▶ _Aim of the task_
All material below is to be reproduced exactly.
## start
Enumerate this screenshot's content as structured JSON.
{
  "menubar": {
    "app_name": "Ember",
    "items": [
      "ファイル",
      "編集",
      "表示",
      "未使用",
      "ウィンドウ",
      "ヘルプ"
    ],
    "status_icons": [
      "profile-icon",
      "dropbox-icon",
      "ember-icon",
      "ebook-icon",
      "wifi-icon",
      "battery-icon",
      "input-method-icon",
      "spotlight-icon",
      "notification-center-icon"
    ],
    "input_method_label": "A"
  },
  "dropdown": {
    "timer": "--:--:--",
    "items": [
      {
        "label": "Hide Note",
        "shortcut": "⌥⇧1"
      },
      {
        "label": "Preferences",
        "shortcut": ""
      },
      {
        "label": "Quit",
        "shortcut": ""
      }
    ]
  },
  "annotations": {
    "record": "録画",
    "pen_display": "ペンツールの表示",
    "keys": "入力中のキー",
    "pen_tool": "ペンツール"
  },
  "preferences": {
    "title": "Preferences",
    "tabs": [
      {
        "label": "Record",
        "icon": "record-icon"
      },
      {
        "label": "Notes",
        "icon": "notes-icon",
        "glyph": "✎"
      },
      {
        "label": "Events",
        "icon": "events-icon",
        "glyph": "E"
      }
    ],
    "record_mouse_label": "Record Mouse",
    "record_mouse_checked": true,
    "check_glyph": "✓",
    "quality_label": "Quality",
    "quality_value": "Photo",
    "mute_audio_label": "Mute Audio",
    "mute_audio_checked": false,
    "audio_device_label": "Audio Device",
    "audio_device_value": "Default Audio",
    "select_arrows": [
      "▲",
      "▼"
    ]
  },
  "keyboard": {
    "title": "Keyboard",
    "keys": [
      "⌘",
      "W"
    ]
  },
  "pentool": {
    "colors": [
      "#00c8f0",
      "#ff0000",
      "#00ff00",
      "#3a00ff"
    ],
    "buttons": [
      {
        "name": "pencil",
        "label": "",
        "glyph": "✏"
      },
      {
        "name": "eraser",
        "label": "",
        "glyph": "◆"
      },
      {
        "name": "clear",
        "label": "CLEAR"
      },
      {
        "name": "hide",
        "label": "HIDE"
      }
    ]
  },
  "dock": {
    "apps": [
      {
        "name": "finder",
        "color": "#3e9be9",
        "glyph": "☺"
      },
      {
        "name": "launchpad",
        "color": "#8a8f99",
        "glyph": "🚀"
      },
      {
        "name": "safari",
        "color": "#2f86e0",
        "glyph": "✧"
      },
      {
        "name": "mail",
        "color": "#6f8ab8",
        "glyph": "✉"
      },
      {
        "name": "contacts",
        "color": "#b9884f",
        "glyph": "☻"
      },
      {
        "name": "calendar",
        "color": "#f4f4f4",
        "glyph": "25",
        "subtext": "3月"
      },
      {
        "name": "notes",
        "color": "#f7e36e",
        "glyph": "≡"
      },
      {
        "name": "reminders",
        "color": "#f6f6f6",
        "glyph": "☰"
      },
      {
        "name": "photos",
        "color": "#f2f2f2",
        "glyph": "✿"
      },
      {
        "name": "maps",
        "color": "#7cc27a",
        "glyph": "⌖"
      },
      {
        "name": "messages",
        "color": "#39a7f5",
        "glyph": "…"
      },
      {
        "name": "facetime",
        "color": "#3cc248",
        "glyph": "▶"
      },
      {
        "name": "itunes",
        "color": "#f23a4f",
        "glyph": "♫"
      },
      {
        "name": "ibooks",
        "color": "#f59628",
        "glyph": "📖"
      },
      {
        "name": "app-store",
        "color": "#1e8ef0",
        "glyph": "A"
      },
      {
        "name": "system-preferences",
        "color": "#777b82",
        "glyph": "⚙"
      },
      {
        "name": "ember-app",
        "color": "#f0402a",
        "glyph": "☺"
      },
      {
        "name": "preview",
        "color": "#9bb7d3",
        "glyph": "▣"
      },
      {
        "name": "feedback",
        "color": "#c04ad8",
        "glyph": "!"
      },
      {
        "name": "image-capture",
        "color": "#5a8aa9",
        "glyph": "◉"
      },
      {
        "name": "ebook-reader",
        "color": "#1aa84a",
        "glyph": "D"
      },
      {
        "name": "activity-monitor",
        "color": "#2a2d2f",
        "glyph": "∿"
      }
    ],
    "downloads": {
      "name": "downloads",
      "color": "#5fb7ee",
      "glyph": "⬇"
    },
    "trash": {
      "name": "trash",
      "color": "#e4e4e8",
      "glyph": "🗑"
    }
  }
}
## end
▶ _Problem solution_
Enumerate this screenshot's content as structured JSON.
{
  "menubar": {
    "app_name": "Ember",
    "items": [
      "ファイル",
      "編集",
      "表示",
      "未使用",
      "ウィンドウ",
      "ヘルプ"
    ],
    "status_icons": [
      "profile-icon",
      "dropbox-icon",
      "ember-icon",
      "ebook-icon",
      "wifi-icon",
      "battery-icon",
      "input-method-icon",
      "spotlight-icon",
      "notification-center-icon"
    ],
    "input_method_label": "A"
  },
  "dropdown": {
    "timer": "--:--:--",
    "items": [
      {
        "label": "Hide Note",
        "shortcut": "⌥⇧1"
      },
      {
        "label": "Preferences",
        "shortcut": ""
      },
      {
        "label": "Quit",
        "shortcut": ""
      }
    ]
  },
  "annotations": {
    "record": "録画",
    "pen_display": "ペンツールの表示",
    "keys": "入力中のキー",
    "pen_tool": "ペンツール"
  },
  "preferences": {
    "title": "Preferences",
    "tabs": [
      {
        "label": "Record",
        "icon": "record-icon"
      },
      {
        "label": "Notes",
        "icon": "notes-icon",
        "glyph": "✎"
      },
      {
        "label": "Events",
        "icon": "events-icon",
        "glyph": "E"
      }
    ],
    "record_mouse_label": "Record Mouse",
    "record_mouse_checked": true,
    "check_glyph": "✓",
    "quality_label": "Quality",
    "quality_value": "Photo",
    "mute_audio_label": "Mute Audio",
    "mute_audio_checked": false,
    "audio_device_label": "Audio Device",
    "audio_device_value": "Default Audio",
    "select_arrows": [
      "▲",
      "▼"
    ]
  },
  "keyboard": {
    "title": "Keyboard",
    "keys": [
      "⌘",
      "W"
    ]
  },
  "pentool": {
    "colors": [
      "#00c8f0",
      "#ff0000",
      "#00ff00",
      "#3a00ff"
    ],
    "buttons": [
      {
        "name": "pencil",
        "label": "",
        "glyph": "✏"
      },
      {
        "name": "eraser",
        "label": "",
        "glyph": "◆"
      },
      {
        "name": "clear",
        "label": "CLEAR"
      },
      {
        "name": "hide",
        "label": "HIDE"
      }
    ]
  },
  "dock": {
    "apps": [
      {
        "name": "finder",
        "color": "#3e9be9",
        "glyph": "☺"
      },
      {
        "name": "launchpad",
        "color": "#8a8f99",
        "glyph": "🚀"
      },
      {
        "name": "safari",
        "color": "#2f86e0",
        "glyph": "✧"
      },
      {
        "name": "mail",
        "color": "#6f8ab8",
        "glyph": "✉"
      },
      {
        "name": "contacts",
        "color": "#b9884f",
        "glyph": "☻"
      },
      {
        "name": "calendar",
        "color": "#f4f4f4",
        "glyph": "25",
        "subtext": "3月"
      },
      {
        "name": "notes",
        "color": "#f7e36e",
        "glyph": "≡"
      },
      {
        "name": "reminders",
        "color": "#f6f6f6",
        "glyph": "☰"
      },
      {
        "name": "photos",
        "color": "#f2f2f2",
        "glyph": "✿"
      },
      {
        "name": "maps",
        "color": "#7cc27a",
        "glyph": "⌖"
      },
      {
        "name": "messages",
        "color": "#39a7f5",
        "glyph": "…"
      },
      {
        "name": "facetime",
        "color": "#3cc248",
        "glyph": "▶"
      },
      {
        "name": "itunes",
        "color": "#f23a4f",
        "glyph": "♫"
      },
      {
        "name": "ibooks",
        "color": "#f59628",
        "glyph": "📖"
      },
      {
        "name": "app-store",
        "color": "#1e8ef0",
        "glyph": "A"
      },
      {
        "name": "system-preferences",
        "color": "#777b82",
        "glyph": "⚙"
      },
      {
        "name": "ember-app",
        "color": "#f0402a",
        "glyph": "☺"
      },
      {
        "name": "preview",
        "color": "#9bb7d3",
        "glyph": "▣"
      },
      {
        "name": "feedback",
        "color": "#c04ad8",
        "glyph": "!"
      },
      {
        "name": "image-capture",
        "color": "#5a8aa9",
        "glyph": "◉"
      },
      {
        "name": "ebook-reader",
        "color": "#1aa84a",
        "glyph": "D"
      },
      {
        "name": "activity-monitor",
        "color": "#2a2d2f",
        "glyph": "∿"
      }
    ],
    "downloads": {
      "name": "downloads",
      "color": "#5fb7ee",
      "glyph": "⬇"
    },
    "trash": {
      "name": "trash",
      "color": "#e4e4e8",
      "glyph": "🗑"
    }
  }
}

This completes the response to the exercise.